WHAT YOU HAVE TO DO: Print out each record below, unaltered and complete, without its images.

----- DATA EXCERPTS

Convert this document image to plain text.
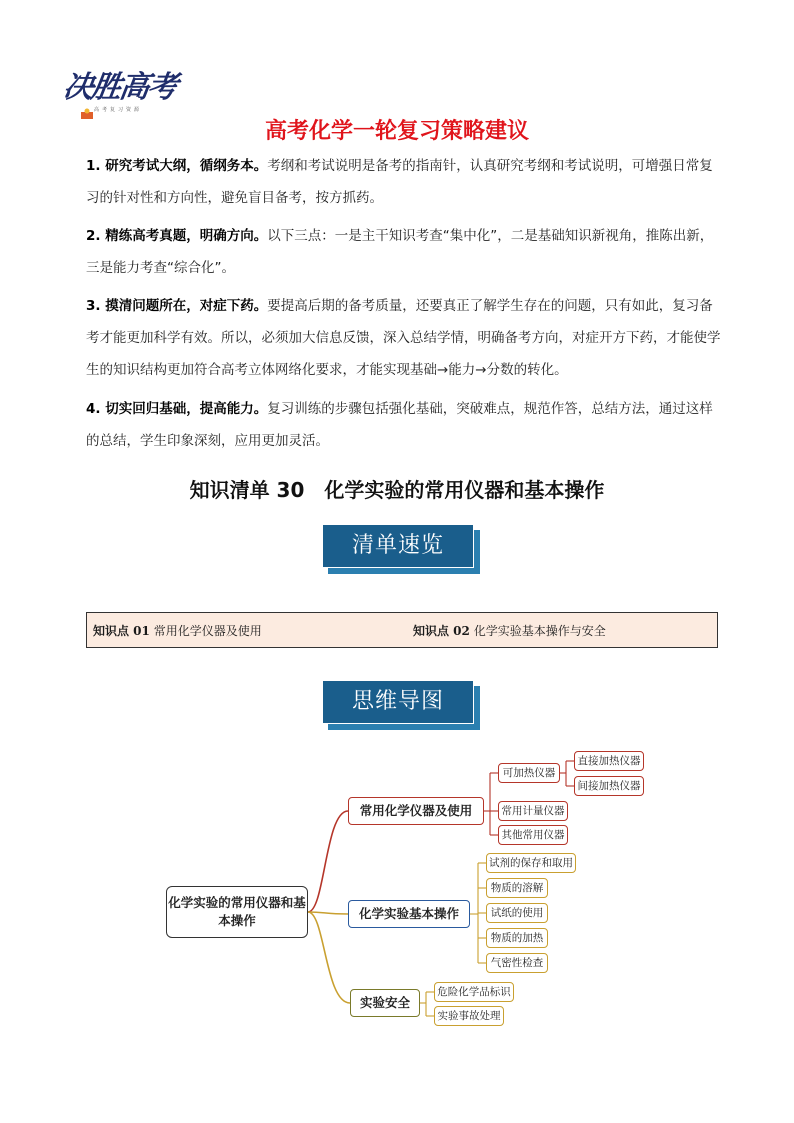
决胜高考
高考复习资源
高考化学一轮复习策略建议
1. 研究考试大纲，循纲务本。考纲和考试说明是备考的指南针，认真研究考纲和考试说明，可增强日常复习的针对性和方向性，避免盲目备考，按方抓药。
2. 精练高考真题，明确方向。以下三点：一是主干知识考查“集中化”，二是基础知识新视角，推陈出新，三是能力考查“综合化”。
3. 摸清问题所在，对症下药。要提高后期的备考质量，还要真正了解学生存在的问题，只有如此，复习备考才能更加科学有效。所以，必须加大信息反馈，深入总结学情，明确备考方向，对症开方下药，才能使学生的知识结构更加符合高考立体网络化要求，才能实现基础→能力→分数的转化。
4. 切实回归基础，提高能力。复习训练的步骤包括强化基础，突破难点，规范作答，总结方法，通过这样的总结，学生印象深刻，应用更加灵活。
知识清单 30　化学实验的常用仪器和基本操作
清单速览
知识点 01 常用化学仪器及使用	知识点 02 化学实验基本操作与安全
思维导图
化学实验的常用仪器和基本操作
常用化学仪器及使用
可加热仪器
直接加热仪器
间接加热仪器
常用计量仪器
其他常用仪器
化学实验基本操作
试剂的保存和取用
物质的溶解
试纸的使用
物质的加热
气密性检查
实验安全
危险化学品标识
实验事故处理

----------

RESULT OF THIS TASK:
Convert this document image to plain text.
决胜高考
高考复习资源
高考化学一轮复习策略建议
1. 研究考试大纲，循纲务本。考纲和考试说明是备考的指南针，认真研究考纲和考试说明，可增强日常复习的针对性和方向性，避免盲目备考，按方抓药。
2. 精练高考真题，明确方向。以下三点：一是主干知识考查“集中化”，二是基础知识新视角，推陈出新，三是能力考查“综合化”。
3. 摸清问题所在，对症下药。要提高后期的备考质量，还要真正了解学生存在的问题，只有如此，复习备考才能更加科学有效。所以，必须加大信息反馈，深入总结学情，明确备考方向，对症开方下药，才能使学生的知识结构更加符合高考立体网络化要求，才能实现基础→能力→分数的转化。
4. 切实回归基础，提高能力。复习训练的步骤包括强化基础，突破难点，规范作答，总结方法，通过这样的总结，学生印象深刻，应用更加灵活。
知识清单 30　化学实验的常用仪器和基本操作
清单速览
知识点 01 常用化学仪器及使用	知识点 02 化学实验基本操作与安全
思维导图
化学实验的常用仪器和基本操作
常用化学仪器及使用
可加热仪器
直接加热仪器
间接加热仪器
常用计量仪器
其他常用仪器
化学实验基本操作
试剂的保存和取用
物质的溶解
试纸的使用
物质的加热
气密性检查
实验安全
危险化学品标识
实验事故处理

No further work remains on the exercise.